------ RECORDS ------

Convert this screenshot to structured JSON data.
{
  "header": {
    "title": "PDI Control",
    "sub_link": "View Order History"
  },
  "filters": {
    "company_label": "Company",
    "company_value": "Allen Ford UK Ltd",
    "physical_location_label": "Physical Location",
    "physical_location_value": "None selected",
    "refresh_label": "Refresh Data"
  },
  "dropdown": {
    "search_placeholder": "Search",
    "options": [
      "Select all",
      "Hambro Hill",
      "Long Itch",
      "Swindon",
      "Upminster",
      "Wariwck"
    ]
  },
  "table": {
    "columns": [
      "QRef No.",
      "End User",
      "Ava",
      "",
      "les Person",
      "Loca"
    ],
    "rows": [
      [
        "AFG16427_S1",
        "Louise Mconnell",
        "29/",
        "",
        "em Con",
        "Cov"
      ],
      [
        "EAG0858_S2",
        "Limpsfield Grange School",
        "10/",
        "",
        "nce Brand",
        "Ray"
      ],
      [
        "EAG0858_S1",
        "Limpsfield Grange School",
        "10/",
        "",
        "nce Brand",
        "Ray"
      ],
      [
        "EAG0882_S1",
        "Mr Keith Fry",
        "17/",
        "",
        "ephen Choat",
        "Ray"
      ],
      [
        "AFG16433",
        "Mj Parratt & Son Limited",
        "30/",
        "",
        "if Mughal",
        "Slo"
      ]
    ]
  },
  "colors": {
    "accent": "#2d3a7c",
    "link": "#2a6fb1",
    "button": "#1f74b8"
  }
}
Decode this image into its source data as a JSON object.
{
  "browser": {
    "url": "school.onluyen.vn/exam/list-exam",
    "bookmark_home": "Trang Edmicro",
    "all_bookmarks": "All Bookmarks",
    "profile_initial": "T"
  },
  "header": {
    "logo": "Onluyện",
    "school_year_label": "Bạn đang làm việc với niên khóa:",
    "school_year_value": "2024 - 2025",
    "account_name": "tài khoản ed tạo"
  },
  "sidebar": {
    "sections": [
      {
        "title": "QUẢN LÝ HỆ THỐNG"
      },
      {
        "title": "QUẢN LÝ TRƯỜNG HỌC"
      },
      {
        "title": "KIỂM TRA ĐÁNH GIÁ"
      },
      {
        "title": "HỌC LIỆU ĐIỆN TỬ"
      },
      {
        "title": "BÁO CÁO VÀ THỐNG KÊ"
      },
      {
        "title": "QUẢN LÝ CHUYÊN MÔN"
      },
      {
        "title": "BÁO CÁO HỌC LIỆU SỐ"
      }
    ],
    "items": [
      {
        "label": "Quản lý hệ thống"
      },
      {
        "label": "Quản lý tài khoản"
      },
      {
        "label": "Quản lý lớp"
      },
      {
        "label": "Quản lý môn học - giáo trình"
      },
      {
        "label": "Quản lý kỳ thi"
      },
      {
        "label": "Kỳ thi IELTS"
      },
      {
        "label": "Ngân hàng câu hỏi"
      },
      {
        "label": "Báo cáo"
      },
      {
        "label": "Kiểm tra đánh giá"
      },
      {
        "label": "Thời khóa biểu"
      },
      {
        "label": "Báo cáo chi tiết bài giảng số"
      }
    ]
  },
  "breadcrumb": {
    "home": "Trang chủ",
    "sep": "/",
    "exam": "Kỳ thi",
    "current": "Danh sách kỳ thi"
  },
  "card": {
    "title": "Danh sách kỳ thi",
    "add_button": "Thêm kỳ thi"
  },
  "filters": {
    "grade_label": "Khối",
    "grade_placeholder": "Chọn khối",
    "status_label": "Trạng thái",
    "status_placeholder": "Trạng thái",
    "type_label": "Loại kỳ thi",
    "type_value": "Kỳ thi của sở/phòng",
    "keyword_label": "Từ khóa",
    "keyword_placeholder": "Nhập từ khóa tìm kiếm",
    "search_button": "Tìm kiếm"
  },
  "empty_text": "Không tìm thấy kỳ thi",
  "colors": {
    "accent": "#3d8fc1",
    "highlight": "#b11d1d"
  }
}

------
------ RECORDS ------

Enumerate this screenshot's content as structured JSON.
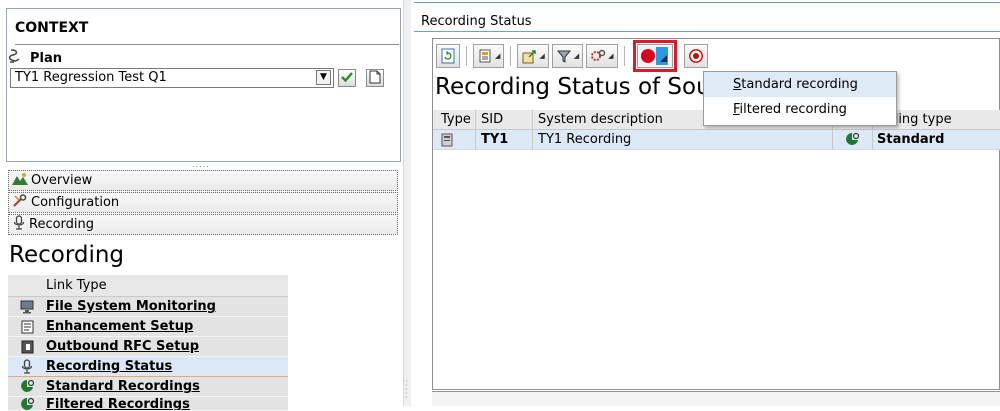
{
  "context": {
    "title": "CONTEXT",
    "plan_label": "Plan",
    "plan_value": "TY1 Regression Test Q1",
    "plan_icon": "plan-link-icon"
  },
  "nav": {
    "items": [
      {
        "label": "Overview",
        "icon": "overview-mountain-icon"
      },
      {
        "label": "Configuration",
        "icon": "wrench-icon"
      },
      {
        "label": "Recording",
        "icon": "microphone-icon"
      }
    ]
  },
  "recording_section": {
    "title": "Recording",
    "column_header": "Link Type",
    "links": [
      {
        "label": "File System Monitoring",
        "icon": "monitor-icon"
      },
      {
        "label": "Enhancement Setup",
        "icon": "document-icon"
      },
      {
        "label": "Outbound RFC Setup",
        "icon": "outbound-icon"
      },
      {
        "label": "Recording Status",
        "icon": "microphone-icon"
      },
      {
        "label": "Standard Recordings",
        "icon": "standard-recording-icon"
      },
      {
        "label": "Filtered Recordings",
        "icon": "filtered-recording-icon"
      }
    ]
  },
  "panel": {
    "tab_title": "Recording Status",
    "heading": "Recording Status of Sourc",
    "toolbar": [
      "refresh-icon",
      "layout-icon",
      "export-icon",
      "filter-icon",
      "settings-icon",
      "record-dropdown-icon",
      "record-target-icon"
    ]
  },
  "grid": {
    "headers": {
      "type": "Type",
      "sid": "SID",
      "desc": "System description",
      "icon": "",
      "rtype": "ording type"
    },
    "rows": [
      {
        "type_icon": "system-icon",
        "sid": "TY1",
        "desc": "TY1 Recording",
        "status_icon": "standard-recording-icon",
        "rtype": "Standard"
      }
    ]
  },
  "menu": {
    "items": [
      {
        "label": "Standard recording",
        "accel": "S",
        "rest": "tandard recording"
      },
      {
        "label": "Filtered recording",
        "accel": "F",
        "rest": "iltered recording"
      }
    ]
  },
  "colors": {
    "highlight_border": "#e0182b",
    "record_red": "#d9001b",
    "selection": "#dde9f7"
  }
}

------
------ RECORDS ------

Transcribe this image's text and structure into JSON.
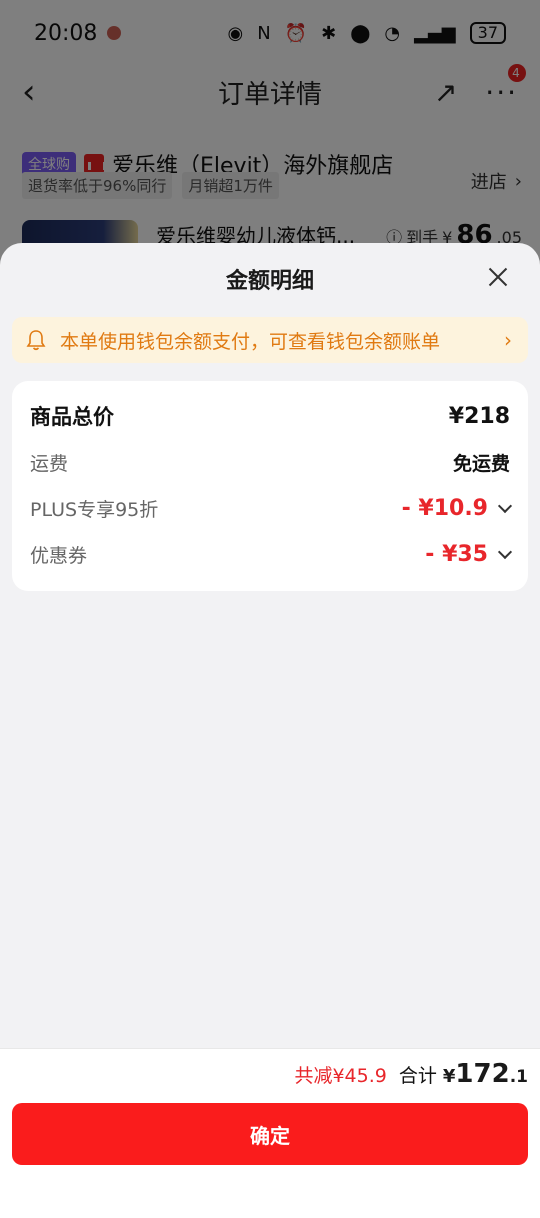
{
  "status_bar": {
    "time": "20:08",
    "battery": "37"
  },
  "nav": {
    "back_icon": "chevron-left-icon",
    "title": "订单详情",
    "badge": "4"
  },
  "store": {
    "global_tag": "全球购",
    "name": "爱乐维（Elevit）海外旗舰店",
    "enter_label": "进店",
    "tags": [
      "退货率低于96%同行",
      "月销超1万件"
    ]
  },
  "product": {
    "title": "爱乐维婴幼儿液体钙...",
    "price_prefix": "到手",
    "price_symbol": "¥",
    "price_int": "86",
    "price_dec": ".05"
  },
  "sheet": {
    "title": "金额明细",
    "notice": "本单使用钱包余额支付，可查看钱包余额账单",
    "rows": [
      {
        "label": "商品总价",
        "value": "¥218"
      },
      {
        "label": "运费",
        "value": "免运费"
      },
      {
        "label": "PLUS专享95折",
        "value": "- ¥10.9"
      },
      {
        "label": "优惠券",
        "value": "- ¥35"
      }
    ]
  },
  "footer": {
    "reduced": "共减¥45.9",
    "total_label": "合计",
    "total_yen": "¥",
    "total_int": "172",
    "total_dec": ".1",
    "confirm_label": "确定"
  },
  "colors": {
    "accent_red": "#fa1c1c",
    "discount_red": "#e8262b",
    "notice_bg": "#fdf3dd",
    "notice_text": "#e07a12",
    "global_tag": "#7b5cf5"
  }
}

------

* [TASK] Every line in the data that holds "rest" should be copied out.

* [FINISHED ANSWER]
        "rest": "tandard recording"
        "rest": "iltered recording"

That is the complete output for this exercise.